[Exercise directions]
All entries below are to be set down again, identical to the source.

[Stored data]
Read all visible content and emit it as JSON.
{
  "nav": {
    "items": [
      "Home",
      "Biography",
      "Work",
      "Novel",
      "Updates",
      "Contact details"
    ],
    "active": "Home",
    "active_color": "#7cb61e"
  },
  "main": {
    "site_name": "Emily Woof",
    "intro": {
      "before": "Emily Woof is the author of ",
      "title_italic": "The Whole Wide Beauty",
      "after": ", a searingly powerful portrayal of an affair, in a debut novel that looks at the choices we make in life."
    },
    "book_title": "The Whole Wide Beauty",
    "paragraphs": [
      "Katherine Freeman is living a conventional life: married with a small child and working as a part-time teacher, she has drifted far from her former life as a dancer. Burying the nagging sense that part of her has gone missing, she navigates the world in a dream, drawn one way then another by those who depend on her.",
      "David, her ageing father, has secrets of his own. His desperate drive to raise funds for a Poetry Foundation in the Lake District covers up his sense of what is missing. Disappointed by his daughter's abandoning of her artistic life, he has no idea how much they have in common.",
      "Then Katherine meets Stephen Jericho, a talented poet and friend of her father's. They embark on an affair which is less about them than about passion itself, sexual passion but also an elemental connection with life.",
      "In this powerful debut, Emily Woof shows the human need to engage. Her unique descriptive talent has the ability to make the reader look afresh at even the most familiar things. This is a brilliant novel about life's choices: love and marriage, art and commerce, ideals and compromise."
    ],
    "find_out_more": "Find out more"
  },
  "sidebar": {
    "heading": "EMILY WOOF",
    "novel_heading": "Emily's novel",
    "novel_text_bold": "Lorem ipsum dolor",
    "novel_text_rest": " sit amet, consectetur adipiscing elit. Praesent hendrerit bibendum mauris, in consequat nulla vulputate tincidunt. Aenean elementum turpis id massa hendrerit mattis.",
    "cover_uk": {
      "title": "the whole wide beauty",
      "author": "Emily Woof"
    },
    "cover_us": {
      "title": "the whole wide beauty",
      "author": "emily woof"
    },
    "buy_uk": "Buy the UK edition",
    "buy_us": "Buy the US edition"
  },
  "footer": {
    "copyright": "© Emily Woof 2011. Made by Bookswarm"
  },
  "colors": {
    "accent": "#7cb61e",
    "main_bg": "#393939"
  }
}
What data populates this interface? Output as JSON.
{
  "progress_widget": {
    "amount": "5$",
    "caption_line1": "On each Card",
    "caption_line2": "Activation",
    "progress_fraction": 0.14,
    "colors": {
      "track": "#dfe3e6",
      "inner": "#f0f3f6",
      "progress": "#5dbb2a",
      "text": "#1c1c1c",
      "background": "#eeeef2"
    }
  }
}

[Full response]
Read all visible content and emit it as JSON.
{
  "nav": {
    "items": [
      "Home",
      "Biography",
      "Work",
      "Novel",
      "Updates",
      "Contact details"
    ],
    "active": "Home",
    "active_color": "#7cb61e"
  },
  "main": {
    "site_name": "Emily Woof",
    "intro": {
      "before": "Emily Woof is the author of ",
      "title_italic": "The Whole Wide Beauty",
      "after": ", a searingly powerful portrayal of an affair, in a debut novel that looks at the choices we make in life."
    },
    "book_title": "The Whole Wide Beauty",
    "paragraphs": [
      "Katherine Freeman is living a conventional life: married with a small child and working as a part-time teacher, she has drifted far from her former life as a dancer. Burying the nagging sense that part of her has gone missing, she navigates the world in a dream, drawn one way then another by those who depend on her.",
      "David, her ageing father, has secrets of his own. His desperate drive to raise funds for a Poetry Foundation in the Lake District covers up his sense of what is missing. Disappointed by his daughter's abandoning of her artistic life, he has no idea how much they have in common.",
      "Then Katherine meets Stephen Jericho, a talented poet and friend of her father's. They embark on an affair which is less about them than about passion itself, sexual passion but also an elemental connection with life.",
      "In this powerful debut, Emily Woof shows the human need to engage. Her unique descriptive talent has the ability to make the reader look afresh at even the most familiar things. This is a brilliant novel about life's choices: love and marriage, art and commerce, ideals and compromise."
    ],
    "find_out_more": "Find out more"
  },
  "sidebar": {
    "heading": "EMILY WOOF",
    "novel_heading": "Emily's novel",
    "novel_text_bold": "Lorem ipsum dolor",
    "novel_text_rest": " sit amet, consectetur adipiscing elit. Praesent hendrerit bibendum mauris, in consequat nulla vulputate tincidunt. Aenean elementum turpis id massa hendrerit mattis.",
    "cover_uk": {
      "title": "the whole wide beauty",
      "author": "Emily Woof"
    },
    "cover_us": {
      "title": "the whole wide beauty",
      "author": "emily woof"
    },
    "buy_uk": "Buy the UK edition",
    "buy_us": "Buy the US edition"
  },
  "footer": {
    "copyright": "© Emily Woof 2011. Made by Bookswarm"
  },
  "colors": {
    "accent": "#7cb61e",
    "main_bg": "#393939"
  }
}
What data populates this interface? Output as JSON.
{
  "progress_widget": {
    "amount": "5$",
    "caption_line1": "On each Card",
    "caption_line2": "Activation",
    "progress_fraction": 0.14,
    "colors": {
      "track": "#dfe3e6",
      "inner": "#f0f3f6",
      "progress": "#5dbb2a",
      "text": "#1c1c1c",
      "background": "#eeeef2"
    }
  }
}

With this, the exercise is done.